** Task prompt **
Filter the entries below, keeping only lines with the word "говорит".

** Records for this task **
--- Begin ---

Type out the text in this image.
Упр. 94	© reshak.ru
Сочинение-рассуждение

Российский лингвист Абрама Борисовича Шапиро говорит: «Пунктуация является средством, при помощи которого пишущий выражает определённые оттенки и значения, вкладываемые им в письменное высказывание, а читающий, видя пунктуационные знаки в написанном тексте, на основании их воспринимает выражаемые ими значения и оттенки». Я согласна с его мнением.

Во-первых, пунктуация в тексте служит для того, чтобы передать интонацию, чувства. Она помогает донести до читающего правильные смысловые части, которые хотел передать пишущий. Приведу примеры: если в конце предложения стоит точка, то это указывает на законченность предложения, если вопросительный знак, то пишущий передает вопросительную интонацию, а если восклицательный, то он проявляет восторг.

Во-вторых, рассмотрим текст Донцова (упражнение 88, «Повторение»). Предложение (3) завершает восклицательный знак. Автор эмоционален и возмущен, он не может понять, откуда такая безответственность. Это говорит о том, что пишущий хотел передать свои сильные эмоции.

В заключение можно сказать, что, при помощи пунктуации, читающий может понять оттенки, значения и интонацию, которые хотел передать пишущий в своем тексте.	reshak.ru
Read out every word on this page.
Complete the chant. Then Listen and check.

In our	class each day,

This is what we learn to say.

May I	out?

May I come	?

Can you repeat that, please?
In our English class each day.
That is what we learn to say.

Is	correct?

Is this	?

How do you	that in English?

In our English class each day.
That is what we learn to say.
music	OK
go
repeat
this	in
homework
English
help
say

--- End ---

** Result **
Российский лингвист Абрама Борисовича Шапиро говорит: «Пунктуация является средством, при помощи которого пишущий выражает определённые оттенки и значения, вкладываемые им в письменное высказывание, а читающий, видя пунктуационные знаки в написанном тексте, на основании их воспринимает выражаемые ими значения и оттенки». Я согласна с его мнением.
Во-вторых, рассмотрим текст Донцова (упражнение 88, «Повторение»). Предложение (3) завершает восклицательный знак. Автор эмоционален и возмущен, он не может понять, откуда такая безответственность. Это говорит о том, что пишущий хотел передать свои сильные эмоции.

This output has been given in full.